**Given task:**
Please return the full listing below without altering anything.

**Material:**
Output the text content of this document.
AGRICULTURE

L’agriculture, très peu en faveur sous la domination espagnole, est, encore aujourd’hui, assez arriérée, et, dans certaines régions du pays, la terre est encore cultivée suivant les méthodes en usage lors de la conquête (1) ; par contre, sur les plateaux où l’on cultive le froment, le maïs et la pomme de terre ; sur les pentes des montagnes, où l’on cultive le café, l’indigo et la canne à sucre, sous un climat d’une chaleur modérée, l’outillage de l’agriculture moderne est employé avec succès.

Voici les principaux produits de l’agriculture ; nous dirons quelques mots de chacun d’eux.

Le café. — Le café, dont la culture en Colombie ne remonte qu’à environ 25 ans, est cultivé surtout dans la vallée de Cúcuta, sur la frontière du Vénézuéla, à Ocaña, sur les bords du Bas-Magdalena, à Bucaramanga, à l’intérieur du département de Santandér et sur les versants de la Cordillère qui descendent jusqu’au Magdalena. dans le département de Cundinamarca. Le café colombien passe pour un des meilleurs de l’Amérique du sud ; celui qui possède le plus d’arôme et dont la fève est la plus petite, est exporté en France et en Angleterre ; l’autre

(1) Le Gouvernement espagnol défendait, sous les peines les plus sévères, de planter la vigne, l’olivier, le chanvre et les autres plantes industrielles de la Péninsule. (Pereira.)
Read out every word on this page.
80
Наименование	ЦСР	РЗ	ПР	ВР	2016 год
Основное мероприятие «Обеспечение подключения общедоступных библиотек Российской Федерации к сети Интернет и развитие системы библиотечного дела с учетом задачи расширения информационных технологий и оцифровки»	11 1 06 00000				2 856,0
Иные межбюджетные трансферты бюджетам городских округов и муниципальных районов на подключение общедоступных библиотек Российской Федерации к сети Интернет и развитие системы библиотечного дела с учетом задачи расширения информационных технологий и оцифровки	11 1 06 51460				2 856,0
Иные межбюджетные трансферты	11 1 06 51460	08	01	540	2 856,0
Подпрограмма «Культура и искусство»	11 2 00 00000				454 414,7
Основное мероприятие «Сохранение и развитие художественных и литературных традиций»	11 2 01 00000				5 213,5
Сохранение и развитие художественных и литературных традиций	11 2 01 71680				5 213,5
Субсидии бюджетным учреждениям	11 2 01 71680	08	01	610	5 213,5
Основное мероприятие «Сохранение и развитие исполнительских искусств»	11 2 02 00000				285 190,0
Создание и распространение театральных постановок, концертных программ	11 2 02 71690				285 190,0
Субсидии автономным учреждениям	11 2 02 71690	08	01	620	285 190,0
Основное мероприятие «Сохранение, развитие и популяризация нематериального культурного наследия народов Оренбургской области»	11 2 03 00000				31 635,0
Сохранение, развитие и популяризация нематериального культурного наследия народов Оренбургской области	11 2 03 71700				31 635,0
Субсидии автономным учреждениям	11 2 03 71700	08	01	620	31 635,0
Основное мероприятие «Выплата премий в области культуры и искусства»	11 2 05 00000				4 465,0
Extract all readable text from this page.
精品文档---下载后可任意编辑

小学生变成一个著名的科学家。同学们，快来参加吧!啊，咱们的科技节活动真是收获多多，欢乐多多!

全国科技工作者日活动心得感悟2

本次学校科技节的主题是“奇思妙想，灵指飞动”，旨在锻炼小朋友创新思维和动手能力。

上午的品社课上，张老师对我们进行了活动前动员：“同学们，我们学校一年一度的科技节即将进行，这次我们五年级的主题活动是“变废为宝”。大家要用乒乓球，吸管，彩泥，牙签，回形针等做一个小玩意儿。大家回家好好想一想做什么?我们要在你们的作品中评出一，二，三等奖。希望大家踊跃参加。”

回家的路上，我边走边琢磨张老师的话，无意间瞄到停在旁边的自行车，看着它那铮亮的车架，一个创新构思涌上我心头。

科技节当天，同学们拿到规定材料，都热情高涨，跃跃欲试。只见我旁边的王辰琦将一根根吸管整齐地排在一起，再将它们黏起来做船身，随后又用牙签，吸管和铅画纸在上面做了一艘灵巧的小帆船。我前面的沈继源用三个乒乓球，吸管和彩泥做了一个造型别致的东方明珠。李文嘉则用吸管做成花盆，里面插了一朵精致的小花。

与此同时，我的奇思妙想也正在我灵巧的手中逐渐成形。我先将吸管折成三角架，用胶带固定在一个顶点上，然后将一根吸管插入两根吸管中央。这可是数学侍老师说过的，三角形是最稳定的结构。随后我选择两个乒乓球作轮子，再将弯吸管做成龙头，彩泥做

**Answer to the problem:**
Output the text content of this document.
AGRICULTURE

L’agriculture, très peu en faveur sous la domination espagnole, est, encore aujourd’hui, assez arriérée, et, dans certaines régions du pays, la terre est encore cultivée suivant les méthodes en usage lors de la conquête (1) ; par contre, sur les plateaux où l’on cultive le froment, le maïs et la pomme de terre ; sur les pentes des montagnes, où l’on cultive le café, l’indigo et la canne à sucre, sous un climat d’une chaleur modérée, l’outillage de l’agriculture moderne est employé avec succès.

Voici les principaux produits de l’agriculture ; nous dirons quelques mots de chacun d’eux.

Le café. — Le café, dont la culture en Colombie ne remonte qu’à environ 25 ans, est cultivé surtout dans la vallée de Cúcuta, sur la frontière du Vénézuéla, à Ocaña, sur les bords du Bas-Magdalena, à Bucaramanga, à l’intérieur du département de Santandér et sur les versants de la Cordillère qui descendent jusqu’au Magdalena. dans le département de Cundinamarca. Le café colombien passe pour un des meilleurs de l’Amérique du sud ; celui qui possède le plus d’arôme et dont la fève est la plus petite, est exporté en France et en Angleterre ; l’autre

(1) Le Gouvernement espagnol défendait, sous les peines les plus sévères, de planter la vigne, l’olivier, le chanvre et les autres plantes industrielles de la Péninsule. (Pereira.)
Read out every word on this page.
80
Наименование	ЦСР	РЗ	ПР	ВР	2016 год
Основное мероприятие «Обеспечение подключения общедоступных библиотек Российской Федерации к сети Интернет и развитие системы библиотечного дела с учетом задачи расширения информационных технологий и оцифровки»	11 1 06 00000				2 856,0
Иные межбюджетные трансферты бюджетам городских округов и муниципальных районов на подключение общедоступных библиотек Российской Федерации к сети Интернет и развитие системы библиотечного дела с учетом задачи расширения информационных технологий и оцифровки	11 1 06 51460				2 856,0
Иные межбюджетные трансферты	11 1 06 51460	08	01	540	2 856,0
Подпрограмма «Культура и искусство»	11 2 00 00000				454 414,7
Основное мероприятие «Сохранение и развитие художественных и литературных традиций»	11 2 01 00000				5 213,5
Сохранение и развитие художественных и литературных традиций	11 2 01 71680				5 213,5
Субсидии бюджетным учреждениям	11 2 01 71680	08	01	610	5 213,5
Основное мероприятие «Сохранение и развитие исполнительских искусств»	11 2 02 00000				285 190,0
Создание и распространение театральных постановок, концертных программ	11 2 02 71690				285 190,0
Субсидии автономным учреждениям	11 2 02 71690	08	01	620	285 190,0
Основное мероприятие «Сохранение, развитие и популяризация нематериального культурного наследия народов Оренбургской области»	11 2 03 00000				31 635,0
Сохранение, развитие и популяризация нематериального культурного наследия народов Оренбургской области	11 2 03 71700				31 635,0
Субсидии автономным учреждениям	11 2 03 71700	08	01	620	31 635,0
Основное мероприятие «Выплата премий в области культуры и искусства»	11 2 05 00000				4 465,0
Extract all readable text from this page.
精品文档---下载后可任意编辑

小学生变成一个著名的科学家。同学们，快来参加吧!啊，咱们的科技节活动真是收获多多，欢乐多多!

全国科技工作者日活动心得感悟2

本次学校科技节的主题是“奇思妙想，灵指飞动”，旨在锻炼小朋友创新思维和动手能力。

上午的品社课上，张老师对我们进行了活动前动员：“同学们，我们学校一年一度的科技节即将进行，这次我们五年级的主题活动是“变废为宝”。大家要用乒乓球，吸管，彩泥，牙签，回形针等做一个小玩意儿。大家回家好好想一想做什么?我们要在你们的作品中评出一，二，三等奖。希望大家踊跃参加。”

回家的路上，我边走边琢磨张老师的话，无意间瞄到停在旁边的自行车，看着它那铮亮的车架，一个创新构思涌上我心头。

科技节当天，同学们拿到规定材料，都热情高涨，跃跃欲试。只见我旁边的王辰琦将一根根吸管整齐地排在一起，再将它们黏起来做船身，随后又用牙签，吸管和铅画纸在上面做了一艘灵巧的小帆船。我前面的沈继源用三个乒乓球，吸管和彩泥做了一个造型别致的东方明珠。李文嘉则用吸管做成花盆，里面插了一朵精致的小花。

与此同时，我的奇思妙想也正在我灵巧的手中逐渐成形。我先将吸管折成三角架，用胶带固定在一个顶点上，然后将一根吸管插入两根吸管中央。这可是数学侍老师说过的，三角形是最稳定的结构。随后我选择两个乒乓球作轮子，再将弯吸管做成龙头，彩泥做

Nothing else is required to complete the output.